◆ **Work to complete**
1 – Answer these about the forum post, one line each:
(a) What value is assigned to Qr?
(b) Over what range should To6 vary, and in what increment?
(c) Which MATLAB function does the uncommented line use to solve for R?
2 – Which variable names in the forum post are assigned a value between the "syms R" line and the "for" line? List each name once.
Quoted passage: Begin
In the code, everything besides R is a variable predefined so we just need to find the positive root of R.

Here is the mess of the code I have currently.

clear; clc;
syms R
To6 = 999;
Ya = 1.4/0.4;
Ym = 1.35/0.35;
Yc = 1.3/0.3;
Rg = 0.287;
Qr = 45e3;
T32 = 276;
To6(1,2) = 999
for i = 2:1:801
      To6(i,2) = To6(i-1,2) +1;
      To7 = To6(i,2)*(2/3);
      PrT = (To7/To6(i,2))^(Yc/0.92); %Step 1
      PrC = 1/(0.97*0.99^3*PrT*0.975*0.98); %Step 2
      To4 = 276*PrC^(1/(0.9*Ym)); %Step 3
      To5(i,2) = 0.92*(To7 - To4) + To4; %Step 4
      fostoic = 14/(1.5*(32+3.76*28)); 
      fo = 0.9*fostoic; %Step 5
      %E = (1+R)*(Ym*Rg)*To5(i,2) + fo/(1+R)*Qr + (1+R+fo/(1+R) == 0.12*(1+R))*Yc*Rg*To6;
      %R(i,2) = fsolve(E,R, [0 Inf]); %Step 6
      E = @(R) -(1+R)*(Ym*Rg)*To5 - fo/(1+R)*Qr + (1+R+fo/(1+R) - 0.12*(1+R))*Yc*Rg*To6;
      R = fzero(E, 0);
      Wnet(i,2) = (1+R(i,2)+fo/(1+R(i,2)) - 0.12*(1+R(i,2)))*Yc*Rg*(To6(i,2)-To7) - (1+R(i,2))*Ym*Rg*(To4-T32); %Step 7
      Qin(i,2) = (1+R(i,2)+fo/(1+R(i,2))-0.12*(1+R(i,2)))*(Yc*Rg*To6(i,2)-Ym*Rg*To5(i,2));
      Eff = Wnet(i,2)/Qin(i,2)*100; %Step 8
end
disp(Eff);

I have tried setting up the loop so that the value of To6 changes from 1000 to 1800 by 1. Also, To6 is the only independent variable.
Quoted passage: End
Extracted entries: Begin
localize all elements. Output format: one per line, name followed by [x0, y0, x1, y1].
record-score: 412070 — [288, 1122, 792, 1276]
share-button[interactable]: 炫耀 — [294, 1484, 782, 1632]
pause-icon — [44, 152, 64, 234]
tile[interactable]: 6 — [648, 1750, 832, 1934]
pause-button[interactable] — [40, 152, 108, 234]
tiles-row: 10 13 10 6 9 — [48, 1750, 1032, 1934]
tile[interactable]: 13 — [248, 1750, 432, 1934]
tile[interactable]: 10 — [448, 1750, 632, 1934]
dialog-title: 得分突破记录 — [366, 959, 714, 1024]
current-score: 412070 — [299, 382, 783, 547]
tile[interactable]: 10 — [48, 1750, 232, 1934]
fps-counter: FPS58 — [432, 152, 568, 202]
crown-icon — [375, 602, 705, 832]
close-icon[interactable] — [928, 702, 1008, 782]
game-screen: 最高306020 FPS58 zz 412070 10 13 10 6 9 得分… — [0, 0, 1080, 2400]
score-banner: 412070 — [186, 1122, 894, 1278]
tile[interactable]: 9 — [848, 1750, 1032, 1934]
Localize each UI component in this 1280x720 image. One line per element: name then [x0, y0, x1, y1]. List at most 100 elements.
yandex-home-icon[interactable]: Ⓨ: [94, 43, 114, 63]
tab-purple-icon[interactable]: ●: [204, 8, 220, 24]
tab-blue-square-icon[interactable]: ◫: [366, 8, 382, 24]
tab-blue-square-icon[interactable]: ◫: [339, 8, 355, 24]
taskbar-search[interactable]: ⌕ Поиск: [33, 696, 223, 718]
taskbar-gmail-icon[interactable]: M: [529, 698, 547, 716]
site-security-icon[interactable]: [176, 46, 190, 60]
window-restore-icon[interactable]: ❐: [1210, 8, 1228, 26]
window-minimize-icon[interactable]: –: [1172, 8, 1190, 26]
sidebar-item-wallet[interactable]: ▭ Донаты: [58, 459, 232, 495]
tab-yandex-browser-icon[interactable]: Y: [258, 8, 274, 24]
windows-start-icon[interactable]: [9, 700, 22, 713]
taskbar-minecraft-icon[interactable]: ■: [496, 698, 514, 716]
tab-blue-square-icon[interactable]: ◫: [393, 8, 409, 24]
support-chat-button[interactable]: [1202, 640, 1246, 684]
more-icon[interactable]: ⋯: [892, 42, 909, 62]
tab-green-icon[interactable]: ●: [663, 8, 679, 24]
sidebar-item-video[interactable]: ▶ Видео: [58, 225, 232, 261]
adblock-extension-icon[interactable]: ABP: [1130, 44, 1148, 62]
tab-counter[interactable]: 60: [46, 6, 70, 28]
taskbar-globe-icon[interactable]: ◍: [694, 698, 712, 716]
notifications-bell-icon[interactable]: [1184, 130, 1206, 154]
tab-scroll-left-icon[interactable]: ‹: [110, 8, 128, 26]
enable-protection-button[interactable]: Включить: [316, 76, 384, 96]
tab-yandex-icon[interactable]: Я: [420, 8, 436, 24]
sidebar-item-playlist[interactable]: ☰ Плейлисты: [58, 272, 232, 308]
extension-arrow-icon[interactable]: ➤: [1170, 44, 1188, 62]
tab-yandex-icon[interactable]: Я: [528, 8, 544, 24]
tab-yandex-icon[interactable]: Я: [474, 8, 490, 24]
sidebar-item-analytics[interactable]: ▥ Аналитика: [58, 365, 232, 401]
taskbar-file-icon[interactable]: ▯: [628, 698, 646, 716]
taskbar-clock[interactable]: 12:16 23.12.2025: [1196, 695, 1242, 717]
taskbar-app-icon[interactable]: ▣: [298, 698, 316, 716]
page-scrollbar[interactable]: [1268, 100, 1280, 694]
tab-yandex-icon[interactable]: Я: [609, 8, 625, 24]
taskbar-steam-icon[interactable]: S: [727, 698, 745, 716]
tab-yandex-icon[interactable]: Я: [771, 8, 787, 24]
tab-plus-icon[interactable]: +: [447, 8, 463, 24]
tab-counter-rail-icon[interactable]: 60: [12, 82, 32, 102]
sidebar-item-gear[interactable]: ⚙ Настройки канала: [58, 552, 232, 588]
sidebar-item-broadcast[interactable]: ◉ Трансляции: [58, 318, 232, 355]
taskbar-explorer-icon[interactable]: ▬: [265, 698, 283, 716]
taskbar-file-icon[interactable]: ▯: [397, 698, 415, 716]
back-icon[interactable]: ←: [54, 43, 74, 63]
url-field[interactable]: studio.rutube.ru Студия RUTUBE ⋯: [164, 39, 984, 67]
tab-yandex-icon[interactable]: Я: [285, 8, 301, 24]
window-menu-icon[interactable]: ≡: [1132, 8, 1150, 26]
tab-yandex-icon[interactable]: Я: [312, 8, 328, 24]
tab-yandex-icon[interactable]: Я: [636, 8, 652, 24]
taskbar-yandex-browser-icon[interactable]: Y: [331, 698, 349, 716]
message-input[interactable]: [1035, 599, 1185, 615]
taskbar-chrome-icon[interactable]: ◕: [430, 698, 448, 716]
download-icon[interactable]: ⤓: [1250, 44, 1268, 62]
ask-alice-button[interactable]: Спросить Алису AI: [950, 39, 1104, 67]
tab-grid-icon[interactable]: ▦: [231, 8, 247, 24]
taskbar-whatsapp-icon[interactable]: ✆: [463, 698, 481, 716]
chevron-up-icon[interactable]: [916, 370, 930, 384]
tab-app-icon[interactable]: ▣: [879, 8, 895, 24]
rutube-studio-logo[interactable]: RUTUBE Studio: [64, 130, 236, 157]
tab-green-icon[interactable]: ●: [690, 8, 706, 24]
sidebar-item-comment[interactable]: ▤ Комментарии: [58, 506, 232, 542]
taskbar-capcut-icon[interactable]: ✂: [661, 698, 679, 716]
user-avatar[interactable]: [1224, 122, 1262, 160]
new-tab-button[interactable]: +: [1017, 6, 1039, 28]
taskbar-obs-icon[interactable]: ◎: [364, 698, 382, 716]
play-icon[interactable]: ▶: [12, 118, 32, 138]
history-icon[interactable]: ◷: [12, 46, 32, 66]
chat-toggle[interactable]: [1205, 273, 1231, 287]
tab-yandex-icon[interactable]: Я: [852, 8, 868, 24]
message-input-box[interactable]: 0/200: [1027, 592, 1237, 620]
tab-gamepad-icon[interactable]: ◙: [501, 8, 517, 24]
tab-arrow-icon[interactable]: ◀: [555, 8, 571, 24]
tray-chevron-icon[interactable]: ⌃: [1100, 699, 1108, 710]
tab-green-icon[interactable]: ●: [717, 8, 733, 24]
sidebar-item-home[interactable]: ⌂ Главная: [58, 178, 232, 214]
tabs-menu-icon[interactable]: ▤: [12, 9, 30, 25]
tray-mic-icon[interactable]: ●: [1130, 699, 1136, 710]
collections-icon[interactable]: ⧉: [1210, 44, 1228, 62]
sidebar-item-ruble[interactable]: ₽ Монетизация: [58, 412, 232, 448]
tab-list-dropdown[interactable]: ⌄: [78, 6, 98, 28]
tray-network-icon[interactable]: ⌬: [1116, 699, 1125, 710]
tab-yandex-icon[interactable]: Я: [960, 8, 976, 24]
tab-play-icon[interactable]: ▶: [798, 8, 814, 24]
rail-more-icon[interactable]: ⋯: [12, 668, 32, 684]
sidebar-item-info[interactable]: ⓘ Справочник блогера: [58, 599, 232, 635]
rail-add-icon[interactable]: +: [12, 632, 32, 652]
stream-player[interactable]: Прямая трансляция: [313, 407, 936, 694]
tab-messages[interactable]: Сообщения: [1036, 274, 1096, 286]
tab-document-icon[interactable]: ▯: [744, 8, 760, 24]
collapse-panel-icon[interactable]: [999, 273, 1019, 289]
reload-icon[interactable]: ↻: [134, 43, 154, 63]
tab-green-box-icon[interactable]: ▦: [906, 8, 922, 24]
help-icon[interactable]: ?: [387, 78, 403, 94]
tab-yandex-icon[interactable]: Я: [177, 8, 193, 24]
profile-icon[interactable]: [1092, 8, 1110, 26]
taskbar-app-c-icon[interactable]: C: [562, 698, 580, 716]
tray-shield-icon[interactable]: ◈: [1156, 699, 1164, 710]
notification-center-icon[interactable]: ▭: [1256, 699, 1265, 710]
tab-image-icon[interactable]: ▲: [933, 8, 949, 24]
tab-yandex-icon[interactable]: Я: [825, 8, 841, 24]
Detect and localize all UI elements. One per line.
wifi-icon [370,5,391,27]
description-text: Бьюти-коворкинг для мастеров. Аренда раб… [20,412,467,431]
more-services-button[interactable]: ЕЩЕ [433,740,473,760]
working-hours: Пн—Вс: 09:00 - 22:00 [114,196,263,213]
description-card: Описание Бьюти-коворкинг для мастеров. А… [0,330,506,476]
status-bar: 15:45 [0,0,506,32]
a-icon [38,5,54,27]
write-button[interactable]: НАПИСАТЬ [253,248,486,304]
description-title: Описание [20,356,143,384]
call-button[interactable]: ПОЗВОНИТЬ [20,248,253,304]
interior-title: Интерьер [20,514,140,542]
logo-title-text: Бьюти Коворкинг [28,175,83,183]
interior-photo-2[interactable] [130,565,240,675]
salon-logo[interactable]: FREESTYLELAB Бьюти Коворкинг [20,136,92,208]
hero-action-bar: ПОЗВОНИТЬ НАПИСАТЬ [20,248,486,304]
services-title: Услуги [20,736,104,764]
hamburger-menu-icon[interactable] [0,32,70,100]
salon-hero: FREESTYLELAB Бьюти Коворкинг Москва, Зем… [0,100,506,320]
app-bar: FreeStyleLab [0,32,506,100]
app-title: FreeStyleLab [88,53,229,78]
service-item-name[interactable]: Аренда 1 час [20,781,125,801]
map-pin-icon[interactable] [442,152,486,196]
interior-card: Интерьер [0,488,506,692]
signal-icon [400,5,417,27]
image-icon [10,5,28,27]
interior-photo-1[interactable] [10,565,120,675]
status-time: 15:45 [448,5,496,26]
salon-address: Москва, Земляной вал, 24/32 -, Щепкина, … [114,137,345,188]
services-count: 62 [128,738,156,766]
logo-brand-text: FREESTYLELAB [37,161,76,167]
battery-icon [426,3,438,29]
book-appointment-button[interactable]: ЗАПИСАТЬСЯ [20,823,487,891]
Extracted entries: End
◆ **Solutions**
1 –
(a) 45e3
(b) From 1000 to 1800, by 1
(c) fzero

2 – To6, Ya, Ym, Yc, Rg, Qr, T32